## Given request
From the entries below, gather each line containing the word "SHOULDER".

## Entries supplied
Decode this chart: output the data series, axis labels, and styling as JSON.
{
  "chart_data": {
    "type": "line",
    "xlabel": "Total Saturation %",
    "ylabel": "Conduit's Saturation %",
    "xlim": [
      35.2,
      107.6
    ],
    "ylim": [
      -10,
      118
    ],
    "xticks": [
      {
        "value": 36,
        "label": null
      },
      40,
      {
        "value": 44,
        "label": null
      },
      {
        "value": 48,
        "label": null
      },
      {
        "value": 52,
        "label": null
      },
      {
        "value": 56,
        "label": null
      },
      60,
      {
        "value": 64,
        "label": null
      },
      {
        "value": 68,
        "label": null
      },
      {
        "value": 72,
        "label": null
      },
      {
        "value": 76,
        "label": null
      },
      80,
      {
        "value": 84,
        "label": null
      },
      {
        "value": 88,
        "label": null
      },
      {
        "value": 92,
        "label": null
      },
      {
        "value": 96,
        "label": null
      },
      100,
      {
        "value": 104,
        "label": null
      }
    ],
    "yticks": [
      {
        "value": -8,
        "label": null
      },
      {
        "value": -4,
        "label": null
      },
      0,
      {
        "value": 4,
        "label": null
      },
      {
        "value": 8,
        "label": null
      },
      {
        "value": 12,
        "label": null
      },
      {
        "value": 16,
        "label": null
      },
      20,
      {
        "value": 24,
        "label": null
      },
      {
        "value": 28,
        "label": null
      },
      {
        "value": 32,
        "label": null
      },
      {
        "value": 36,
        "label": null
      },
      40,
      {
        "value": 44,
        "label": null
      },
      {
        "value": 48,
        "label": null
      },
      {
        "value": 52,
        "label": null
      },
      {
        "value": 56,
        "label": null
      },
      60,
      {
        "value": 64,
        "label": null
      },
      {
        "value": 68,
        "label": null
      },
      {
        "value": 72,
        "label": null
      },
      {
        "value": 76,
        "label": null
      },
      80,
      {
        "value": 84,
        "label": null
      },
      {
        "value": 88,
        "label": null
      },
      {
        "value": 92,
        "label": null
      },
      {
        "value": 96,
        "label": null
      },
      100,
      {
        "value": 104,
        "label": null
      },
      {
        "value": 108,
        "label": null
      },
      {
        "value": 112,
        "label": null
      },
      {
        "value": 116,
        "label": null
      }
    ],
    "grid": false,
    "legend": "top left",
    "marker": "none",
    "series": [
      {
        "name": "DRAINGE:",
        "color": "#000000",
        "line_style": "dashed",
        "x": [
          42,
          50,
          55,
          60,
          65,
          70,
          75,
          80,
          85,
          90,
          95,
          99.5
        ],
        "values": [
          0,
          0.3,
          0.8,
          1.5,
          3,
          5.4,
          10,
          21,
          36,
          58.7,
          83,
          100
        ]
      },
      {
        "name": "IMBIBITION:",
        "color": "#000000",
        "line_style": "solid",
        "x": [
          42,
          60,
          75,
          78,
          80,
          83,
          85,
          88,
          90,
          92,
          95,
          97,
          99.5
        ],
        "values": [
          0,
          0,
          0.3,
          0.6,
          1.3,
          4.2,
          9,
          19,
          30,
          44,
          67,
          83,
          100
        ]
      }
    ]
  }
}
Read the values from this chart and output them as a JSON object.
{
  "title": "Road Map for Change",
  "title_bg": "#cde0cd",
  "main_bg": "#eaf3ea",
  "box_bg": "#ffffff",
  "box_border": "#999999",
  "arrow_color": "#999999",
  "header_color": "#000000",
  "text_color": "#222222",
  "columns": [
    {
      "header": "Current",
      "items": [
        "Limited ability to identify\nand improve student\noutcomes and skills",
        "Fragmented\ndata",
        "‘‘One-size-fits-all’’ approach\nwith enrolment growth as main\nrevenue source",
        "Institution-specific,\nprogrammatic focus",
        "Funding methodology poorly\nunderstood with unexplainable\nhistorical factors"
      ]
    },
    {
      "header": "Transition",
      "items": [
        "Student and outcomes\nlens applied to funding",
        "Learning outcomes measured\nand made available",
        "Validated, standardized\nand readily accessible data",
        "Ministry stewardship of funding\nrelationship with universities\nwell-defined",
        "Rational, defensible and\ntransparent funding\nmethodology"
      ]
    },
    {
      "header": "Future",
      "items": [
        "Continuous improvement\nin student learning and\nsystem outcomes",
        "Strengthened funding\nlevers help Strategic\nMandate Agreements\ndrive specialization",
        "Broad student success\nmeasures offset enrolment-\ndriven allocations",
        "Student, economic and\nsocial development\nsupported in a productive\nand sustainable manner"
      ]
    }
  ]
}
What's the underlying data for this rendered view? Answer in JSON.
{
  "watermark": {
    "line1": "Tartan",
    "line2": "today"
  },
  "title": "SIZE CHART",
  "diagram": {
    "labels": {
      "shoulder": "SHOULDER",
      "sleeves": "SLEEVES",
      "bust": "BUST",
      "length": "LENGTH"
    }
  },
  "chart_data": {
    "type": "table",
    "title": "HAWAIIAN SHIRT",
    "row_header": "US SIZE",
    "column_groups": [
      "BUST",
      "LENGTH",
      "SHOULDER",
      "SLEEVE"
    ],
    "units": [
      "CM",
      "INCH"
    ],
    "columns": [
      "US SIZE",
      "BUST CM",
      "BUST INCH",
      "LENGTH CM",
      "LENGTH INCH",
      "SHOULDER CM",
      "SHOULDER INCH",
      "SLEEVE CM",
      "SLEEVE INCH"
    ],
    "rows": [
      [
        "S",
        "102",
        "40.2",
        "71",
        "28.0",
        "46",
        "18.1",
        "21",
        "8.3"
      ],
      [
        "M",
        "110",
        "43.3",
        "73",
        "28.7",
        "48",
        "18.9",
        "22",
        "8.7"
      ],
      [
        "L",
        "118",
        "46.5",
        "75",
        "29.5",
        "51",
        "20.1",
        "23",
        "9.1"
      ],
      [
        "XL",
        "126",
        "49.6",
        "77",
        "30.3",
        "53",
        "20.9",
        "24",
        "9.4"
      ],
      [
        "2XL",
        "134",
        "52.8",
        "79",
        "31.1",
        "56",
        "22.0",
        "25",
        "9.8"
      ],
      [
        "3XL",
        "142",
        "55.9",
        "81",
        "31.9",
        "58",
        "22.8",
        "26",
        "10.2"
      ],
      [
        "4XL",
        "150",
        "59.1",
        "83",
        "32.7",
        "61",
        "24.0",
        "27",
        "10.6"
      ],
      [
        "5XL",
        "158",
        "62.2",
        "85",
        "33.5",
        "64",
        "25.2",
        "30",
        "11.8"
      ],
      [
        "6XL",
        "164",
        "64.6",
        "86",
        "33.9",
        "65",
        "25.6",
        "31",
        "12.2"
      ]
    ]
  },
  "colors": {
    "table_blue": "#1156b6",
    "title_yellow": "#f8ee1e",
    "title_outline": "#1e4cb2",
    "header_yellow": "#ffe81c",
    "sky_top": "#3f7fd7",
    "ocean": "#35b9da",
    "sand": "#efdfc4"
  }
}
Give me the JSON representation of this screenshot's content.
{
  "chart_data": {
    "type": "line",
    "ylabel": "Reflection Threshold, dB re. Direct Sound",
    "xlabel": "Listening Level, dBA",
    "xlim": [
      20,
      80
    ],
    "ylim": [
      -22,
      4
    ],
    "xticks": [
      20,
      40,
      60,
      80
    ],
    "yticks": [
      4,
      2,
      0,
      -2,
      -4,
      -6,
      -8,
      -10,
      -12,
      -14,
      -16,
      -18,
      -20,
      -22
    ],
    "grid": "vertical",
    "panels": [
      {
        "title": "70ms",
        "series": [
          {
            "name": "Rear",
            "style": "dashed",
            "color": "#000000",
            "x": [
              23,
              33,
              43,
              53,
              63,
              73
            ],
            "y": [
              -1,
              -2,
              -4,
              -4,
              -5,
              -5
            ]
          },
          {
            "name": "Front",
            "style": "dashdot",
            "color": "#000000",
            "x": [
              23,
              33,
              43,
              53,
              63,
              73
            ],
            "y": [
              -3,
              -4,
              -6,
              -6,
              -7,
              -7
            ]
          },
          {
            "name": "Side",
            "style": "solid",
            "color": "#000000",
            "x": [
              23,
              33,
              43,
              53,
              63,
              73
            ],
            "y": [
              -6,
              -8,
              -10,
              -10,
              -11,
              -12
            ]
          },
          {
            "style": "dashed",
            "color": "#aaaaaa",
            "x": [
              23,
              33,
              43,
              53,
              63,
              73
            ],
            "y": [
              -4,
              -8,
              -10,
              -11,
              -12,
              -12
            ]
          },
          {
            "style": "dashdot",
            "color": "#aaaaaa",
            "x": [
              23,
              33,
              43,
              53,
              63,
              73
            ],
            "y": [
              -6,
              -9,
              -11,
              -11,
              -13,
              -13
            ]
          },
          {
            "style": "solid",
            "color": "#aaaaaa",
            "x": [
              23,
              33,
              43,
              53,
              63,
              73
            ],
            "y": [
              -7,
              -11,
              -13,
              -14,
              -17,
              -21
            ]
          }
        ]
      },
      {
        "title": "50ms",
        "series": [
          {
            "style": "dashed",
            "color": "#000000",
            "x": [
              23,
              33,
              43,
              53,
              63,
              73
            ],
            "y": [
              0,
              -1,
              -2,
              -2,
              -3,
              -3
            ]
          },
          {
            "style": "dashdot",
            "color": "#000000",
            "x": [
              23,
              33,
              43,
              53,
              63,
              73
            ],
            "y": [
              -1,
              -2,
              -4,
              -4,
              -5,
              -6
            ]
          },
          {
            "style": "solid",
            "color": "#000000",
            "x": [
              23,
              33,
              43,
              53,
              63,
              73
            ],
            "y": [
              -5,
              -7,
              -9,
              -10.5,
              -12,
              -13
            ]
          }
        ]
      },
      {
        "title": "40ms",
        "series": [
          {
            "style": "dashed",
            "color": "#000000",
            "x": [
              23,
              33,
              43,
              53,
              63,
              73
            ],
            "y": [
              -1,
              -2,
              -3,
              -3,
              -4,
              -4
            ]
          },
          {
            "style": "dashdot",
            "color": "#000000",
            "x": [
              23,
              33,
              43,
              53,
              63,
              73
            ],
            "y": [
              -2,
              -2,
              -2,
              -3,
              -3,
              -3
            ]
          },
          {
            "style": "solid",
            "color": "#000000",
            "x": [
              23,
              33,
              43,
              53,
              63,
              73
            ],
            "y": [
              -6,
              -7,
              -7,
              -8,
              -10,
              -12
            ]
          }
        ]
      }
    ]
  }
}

## Finished answer
      "shoulder": "SHOULDER",
      "SHOULDER",
      "SHOULDER CM",
      "SHOULDER INCH",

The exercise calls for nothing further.